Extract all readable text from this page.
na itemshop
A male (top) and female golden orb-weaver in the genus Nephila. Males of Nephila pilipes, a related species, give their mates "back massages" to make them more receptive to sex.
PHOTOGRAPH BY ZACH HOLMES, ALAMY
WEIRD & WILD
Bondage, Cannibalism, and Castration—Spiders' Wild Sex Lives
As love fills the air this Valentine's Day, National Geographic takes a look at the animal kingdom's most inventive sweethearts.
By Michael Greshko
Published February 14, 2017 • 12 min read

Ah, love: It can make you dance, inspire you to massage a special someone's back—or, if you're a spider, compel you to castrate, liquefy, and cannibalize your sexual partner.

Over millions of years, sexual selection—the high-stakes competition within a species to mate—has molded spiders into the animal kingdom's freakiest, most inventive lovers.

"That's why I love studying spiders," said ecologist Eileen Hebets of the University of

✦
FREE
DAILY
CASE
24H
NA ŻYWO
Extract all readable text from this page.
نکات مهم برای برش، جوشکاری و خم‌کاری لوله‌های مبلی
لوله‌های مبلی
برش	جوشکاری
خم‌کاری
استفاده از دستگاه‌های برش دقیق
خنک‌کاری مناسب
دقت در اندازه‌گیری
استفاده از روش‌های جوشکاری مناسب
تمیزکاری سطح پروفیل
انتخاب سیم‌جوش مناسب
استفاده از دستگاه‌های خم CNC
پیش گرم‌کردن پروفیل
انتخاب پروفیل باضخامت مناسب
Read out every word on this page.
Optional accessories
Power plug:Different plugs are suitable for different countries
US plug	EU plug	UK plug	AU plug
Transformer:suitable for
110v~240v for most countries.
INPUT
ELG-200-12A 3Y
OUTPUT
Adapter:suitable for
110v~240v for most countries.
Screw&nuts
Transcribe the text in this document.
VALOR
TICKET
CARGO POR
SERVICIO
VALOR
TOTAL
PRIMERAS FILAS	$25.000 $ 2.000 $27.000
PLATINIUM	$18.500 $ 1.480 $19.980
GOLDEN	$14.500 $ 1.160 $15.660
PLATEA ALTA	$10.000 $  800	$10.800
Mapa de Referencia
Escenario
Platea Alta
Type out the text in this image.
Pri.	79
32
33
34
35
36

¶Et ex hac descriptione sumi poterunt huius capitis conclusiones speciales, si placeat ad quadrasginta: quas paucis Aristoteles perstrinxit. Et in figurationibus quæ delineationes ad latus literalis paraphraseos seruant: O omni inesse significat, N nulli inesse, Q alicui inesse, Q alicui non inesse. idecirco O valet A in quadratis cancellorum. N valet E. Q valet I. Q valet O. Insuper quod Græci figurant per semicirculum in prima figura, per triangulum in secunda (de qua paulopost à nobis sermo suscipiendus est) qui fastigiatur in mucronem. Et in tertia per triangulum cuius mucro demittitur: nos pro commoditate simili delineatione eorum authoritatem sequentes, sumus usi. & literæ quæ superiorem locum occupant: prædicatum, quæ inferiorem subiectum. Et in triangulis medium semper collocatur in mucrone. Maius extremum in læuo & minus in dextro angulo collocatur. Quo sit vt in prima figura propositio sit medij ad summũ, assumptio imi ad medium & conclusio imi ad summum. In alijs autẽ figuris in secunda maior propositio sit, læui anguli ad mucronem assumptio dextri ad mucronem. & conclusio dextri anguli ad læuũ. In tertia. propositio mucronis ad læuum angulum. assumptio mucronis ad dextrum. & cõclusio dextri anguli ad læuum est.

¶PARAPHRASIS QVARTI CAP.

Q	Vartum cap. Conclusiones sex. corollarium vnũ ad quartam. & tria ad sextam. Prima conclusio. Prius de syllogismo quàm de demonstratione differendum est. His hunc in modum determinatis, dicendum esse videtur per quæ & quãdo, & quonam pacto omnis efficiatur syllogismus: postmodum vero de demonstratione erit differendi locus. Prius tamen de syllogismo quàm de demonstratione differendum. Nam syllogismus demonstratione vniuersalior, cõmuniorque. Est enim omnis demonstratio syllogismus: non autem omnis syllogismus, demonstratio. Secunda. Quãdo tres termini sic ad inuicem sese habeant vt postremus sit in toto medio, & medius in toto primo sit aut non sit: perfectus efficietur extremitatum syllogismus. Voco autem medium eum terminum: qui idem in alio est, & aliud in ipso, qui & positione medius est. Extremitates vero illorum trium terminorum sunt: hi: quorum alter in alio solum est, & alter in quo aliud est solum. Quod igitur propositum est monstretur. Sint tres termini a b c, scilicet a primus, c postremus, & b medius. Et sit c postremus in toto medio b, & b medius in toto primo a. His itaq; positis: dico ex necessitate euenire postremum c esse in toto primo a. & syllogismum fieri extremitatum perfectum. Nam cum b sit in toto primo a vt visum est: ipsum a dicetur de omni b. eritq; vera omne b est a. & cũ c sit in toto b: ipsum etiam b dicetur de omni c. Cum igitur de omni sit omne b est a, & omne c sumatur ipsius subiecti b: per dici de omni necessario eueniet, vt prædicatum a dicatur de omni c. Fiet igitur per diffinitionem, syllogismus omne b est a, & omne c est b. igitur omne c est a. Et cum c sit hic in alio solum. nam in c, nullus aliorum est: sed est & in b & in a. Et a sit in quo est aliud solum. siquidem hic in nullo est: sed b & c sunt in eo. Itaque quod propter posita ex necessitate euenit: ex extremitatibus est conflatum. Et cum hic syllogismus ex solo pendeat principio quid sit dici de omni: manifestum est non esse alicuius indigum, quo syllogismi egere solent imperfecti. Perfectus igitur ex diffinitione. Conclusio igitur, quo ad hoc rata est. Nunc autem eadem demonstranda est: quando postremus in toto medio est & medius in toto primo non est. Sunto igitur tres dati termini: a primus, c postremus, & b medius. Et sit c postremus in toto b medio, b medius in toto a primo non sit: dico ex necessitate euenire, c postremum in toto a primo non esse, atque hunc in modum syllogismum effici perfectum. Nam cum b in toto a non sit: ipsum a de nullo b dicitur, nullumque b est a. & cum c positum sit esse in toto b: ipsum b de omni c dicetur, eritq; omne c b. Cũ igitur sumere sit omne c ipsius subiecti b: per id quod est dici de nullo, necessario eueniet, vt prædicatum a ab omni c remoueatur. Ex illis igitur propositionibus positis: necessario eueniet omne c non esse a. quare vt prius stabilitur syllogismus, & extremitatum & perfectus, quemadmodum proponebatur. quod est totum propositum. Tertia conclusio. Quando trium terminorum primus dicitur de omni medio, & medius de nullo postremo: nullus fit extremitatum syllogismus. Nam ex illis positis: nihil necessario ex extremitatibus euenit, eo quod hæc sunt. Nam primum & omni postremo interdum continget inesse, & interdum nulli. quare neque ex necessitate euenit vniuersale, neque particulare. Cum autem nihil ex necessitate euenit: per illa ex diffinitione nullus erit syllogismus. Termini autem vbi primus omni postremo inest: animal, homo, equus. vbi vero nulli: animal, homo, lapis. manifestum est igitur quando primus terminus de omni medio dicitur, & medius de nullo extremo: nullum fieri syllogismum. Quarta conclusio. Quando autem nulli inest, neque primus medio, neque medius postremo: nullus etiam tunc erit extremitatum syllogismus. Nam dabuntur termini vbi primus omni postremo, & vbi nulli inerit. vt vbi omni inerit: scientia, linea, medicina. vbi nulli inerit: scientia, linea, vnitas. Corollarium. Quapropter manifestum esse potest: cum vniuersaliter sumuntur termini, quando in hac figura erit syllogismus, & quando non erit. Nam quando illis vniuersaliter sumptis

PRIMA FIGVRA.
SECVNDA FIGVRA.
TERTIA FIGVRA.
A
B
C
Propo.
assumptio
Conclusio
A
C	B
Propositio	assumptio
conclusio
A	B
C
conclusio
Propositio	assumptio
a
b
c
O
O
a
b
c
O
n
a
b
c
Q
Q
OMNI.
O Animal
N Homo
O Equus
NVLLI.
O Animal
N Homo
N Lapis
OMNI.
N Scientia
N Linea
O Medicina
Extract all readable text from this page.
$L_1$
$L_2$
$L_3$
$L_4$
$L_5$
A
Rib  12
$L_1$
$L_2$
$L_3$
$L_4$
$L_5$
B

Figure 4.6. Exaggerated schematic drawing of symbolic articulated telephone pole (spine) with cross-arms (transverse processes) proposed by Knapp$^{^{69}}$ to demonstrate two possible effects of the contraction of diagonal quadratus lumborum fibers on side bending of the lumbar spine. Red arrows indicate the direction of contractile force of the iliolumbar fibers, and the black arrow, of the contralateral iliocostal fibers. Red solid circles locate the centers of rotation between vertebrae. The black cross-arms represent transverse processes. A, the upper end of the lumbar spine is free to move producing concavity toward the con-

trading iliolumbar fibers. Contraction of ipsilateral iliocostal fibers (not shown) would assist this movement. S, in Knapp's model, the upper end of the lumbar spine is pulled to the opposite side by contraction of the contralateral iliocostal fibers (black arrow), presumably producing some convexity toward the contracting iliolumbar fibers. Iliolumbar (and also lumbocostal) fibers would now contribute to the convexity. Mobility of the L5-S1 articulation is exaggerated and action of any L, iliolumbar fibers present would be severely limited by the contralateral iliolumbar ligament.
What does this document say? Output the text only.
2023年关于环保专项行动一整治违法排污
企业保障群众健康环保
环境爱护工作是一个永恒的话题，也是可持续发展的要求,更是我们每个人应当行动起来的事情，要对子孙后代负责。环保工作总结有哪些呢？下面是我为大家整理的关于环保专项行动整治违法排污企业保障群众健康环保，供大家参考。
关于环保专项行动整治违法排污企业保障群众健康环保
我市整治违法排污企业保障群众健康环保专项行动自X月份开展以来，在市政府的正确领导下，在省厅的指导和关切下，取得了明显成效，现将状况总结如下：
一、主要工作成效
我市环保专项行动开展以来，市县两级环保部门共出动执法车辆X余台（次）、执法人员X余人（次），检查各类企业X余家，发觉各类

◆ Do this
Scan the material line by line and report each one that contains "جوشکاری".

◆ Reply to the exercise
نکات مهم برای برش، جوشکاری و خم‌کاری لوله‌های مبلی
برش	جوشکاری
استفاده از روش‌های جوشکاری مناسب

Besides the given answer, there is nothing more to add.